:: WORK TO DO ::
Every record should be repeated exactly, except that pictures are left out.

****************

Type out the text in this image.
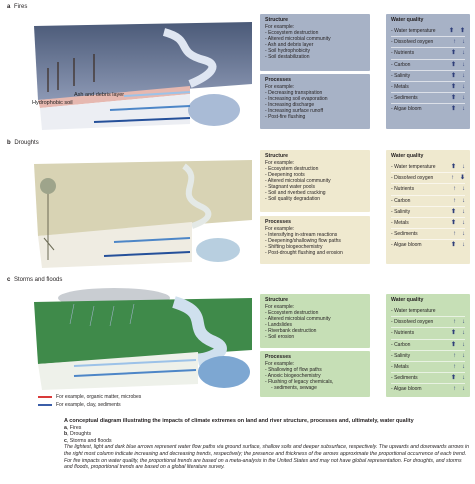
a Fires
Hydrophobic soil
Ash and debris layer
Structure
For example:
- Ecosystem destruction
- Altered microbial community
- Ash and debris layer
- Soil hydrophobicity
- Soil destabilization
Processes
For example:
- Decreasing transpiration
- Increasing soil evaporation
- Increasing discharge
- Increasing surface runoff
- Post-fire flushing
Water quality
- Water temperature ⬆ ⬆
- Dissolved oxygen	↑ ↓
- Nutrients	⬆ ↓
- Carbon	⬆ ↓
- Salinity	⬆ ↓
- Metals	⬆ ↓
- Sediments	⬆ ↓
- Algae bloom	⬆ ↓
b Droughts
Structure
For example:
- Ecosystem destruction
- Deepening roots
- Altered microbial community
- Stagnant water pools
- Soil and riverbed cracking
- Soil quality degradation
Processes
For example:
- Intensifying in-stream reactions
- Deepening/shallowing flow paths
- Shifting biogeochemistry
- Post-drought flushing and erosion
Water quality
- Water temperature	⬆ ↓
- Dissolved oxygen	↑ ⬇
- Nutrients	↑ ↓
- Carbon	↑ ↓
- Salinity	⬆ ↓
- Metals	⬆ ↓
- Sediments	↑ ↓
- Algae bloom	⬆ ↓
c Storms and floods
Structure
For example:
- Ecosystem destruction
- Altered microbial community
- Landslides
- Riverbank destruction
- Soil erosion
Processes
For example:
- Shallowing of flow paths
- Anoxic biogeochemistry
- Flushing of legacy chemicals,
- sediments, sewage
Water quality
- Water temperature
- Dissolved oxygen	↑ ↓
- Nutrients	⬆ ↓
- Carbon	⬆ ↓
- Salinity	↑ ↓
- Metals	↑ ↓
- Sediments	⬆ ↓
- Algae bloom	↑ ↓
For example, organic matter, microbes
For example, clay, sediments
A conceptual diagram illustrating the impacts of climate extremes on land and river structure, processes and, ultimately, water quality
a, Fires
b, Droughts
c, Storms and floods
The lightest, light and dark blue arrows represent water flow paths via ground surface, shallow soils and deeper subsurface, respectively. The upwards and downwards arrows in the right most column indicate increasing and decreasing trends, respectively; the presence and thickness of the arrows approximate the proportional occurrence of each trend. For fire impacts on water quality, the proportional trends are based on a meta-analysis in the United States and may not have global representation. For droughts, and storms and floods, proportional trends are based on a global literature survey.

****************

:: THE RESULT ::
Type out the text in this image.
a Fires
Hydrophobic soil
Ash and debris layer
Structure
For example:
- Ecosystem destruction
- Altered microbial community
- Ash and debris layer
- Soil hydrophobicity
- Soil destabilization
Processes
For example:
- Decreasing transpiration
- Increasing soil evaporation
- Increasing discharge
- Increasing surface runoff
- Post-fire flushing
Water quality
- Water temperature ⬆ ⬆
- Dissolved oxygen	↑ ↓
- Nutrients	⬆ ↓
- Carbon	⬆ ↓
- Salinity	⬆ ↓
- Metals	⬆ ↓
- Sediments	⬆ ↓
- Algae bloom	⬆ ↓
b Droughts
Structure
For example:
- Ecosystem destruction
- Deepening roots
- Altered microbial community
- Stagnant water pools
- Soil and riverbed cracking
- Soil quality degradation
Processes
For example:
- Intensifying in-stream reactions
- Deepening/shallowing flow paths
- Shifting biogeochemistry
- Post-drought flushing and erosion
Water quality
- Water temperature	⬆ ↓
- Dissolved oxygen	↑ ⬇
- Nutrients	↑ ↓
- Carbon	↑ ↓
- Salinity	⬆ ↓
- Metals	⬆ ↓
- Sediments	↑ ↓
- Algae bloom	⬆ ↓
c Storms and floods
Structure
For example:
- Ecosystem destruction
- Altered microbial community
- Landslides
- Riverbank destruction
- Soil erosion
Processes
For example:
- Shallowing of flow paths
- Anoxic biogeochemistry
- Flushing of legacy chemicals,
- sediments, sewage
Water quality
- Water temperature
- Dissolved oxygen	↑ ↓
- Nutrients	⬆ ↓
- Carbon	⬆ ↓
- Salinity	↑ ↓
- Metals	↑ ↓
- Sediments	⬆ ↓
- Algae bloom	↑ ↓
For example, organic matter, microbes
For example, clay, sediments
A conceptual diagram illustrating the impacts of climate extremes on land and river structure, processes and, ultimately, water quality
a, Fires
b, Droughts
c, Storms and floods
The lightest, light and dark blue arrows represent water flow paths via ground surface, shallow soils and deeper subsurface, respectively. The upwards and downwards arrows in the right most column indicate increasing and decreasing trends, respectively; the presence and thickness of the arrows approximate the proportional occurrence of each trend. For fire impacts on water quality, the proportional trends are based on a meta-analysis in the United States and may not have global representation. For droughts, and storms and floods, proportional trends are based on a global literature survey.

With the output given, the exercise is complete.